#### Data shown
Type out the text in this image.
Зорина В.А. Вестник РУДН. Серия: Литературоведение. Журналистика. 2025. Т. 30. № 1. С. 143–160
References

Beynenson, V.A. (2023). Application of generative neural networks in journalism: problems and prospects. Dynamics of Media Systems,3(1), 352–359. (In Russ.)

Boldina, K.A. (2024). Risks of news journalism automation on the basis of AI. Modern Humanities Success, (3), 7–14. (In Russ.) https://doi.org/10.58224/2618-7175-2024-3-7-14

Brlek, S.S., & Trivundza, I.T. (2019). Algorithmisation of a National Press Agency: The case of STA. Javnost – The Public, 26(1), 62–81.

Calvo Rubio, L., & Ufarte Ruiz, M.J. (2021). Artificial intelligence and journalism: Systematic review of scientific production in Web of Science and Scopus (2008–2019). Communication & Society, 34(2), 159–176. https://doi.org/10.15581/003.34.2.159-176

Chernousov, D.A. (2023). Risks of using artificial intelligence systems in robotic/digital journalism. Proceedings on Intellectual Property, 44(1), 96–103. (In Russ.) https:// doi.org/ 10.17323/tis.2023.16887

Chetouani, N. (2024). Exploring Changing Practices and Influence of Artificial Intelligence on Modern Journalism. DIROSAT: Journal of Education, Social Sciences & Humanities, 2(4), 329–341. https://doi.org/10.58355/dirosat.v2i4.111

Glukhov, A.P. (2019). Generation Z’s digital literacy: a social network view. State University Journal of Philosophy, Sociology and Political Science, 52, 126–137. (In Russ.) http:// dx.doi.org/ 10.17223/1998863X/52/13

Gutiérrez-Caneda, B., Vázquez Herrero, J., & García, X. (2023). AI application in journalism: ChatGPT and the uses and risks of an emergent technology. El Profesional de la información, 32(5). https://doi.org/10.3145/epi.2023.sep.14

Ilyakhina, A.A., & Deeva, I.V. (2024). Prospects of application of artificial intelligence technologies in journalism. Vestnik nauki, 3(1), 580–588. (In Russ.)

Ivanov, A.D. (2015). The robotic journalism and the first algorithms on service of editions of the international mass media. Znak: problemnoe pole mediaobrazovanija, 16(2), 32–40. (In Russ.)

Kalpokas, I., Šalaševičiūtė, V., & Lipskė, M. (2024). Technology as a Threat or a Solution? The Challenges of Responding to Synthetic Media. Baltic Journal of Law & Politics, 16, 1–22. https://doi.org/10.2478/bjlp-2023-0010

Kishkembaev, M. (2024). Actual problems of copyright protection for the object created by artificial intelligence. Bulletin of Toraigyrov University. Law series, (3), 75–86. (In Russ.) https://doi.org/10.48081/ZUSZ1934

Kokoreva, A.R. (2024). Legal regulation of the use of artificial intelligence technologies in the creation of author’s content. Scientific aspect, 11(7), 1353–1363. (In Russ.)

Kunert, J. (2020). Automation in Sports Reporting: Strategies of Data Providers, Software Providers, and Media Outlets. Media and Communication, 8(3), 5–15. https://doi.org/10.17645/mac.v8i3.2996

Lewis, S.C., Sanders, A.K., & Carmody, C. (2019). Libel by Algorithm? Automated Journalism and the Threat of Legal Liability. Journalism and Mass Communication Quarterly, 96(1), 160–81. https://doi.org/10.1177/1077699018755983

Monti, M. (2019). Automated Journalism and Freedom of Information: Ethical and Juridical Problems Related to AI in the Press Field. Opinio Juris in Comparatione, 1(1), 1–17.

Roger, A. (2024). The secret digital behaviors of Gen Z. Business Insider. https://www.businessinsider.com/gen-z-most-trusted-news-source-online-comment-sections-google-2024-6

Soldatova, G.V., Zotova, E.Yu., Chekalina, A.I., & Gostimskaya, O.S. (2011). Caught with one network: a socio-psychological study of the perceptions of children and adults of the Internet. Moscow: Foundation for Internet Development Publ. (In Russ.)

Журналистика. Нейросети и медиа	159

#### What you are asked to do
Go through the data and gather every line that holds "news".

#### Written response
Boldina, K.A. (2024). Risks of news journalism automation on the basis of AI. Modern Humanities Success, (3), 7–14. (In Russ.) https://doi.org/10.58224/2618-7175-2024-3-7-14
Roger, A. (2024). The secret digital behaviors of Gen Z. Business Insider. https://www.businessinsider.com/gen-z-most-trusted-news-source-online-comment-sections-google-2024-6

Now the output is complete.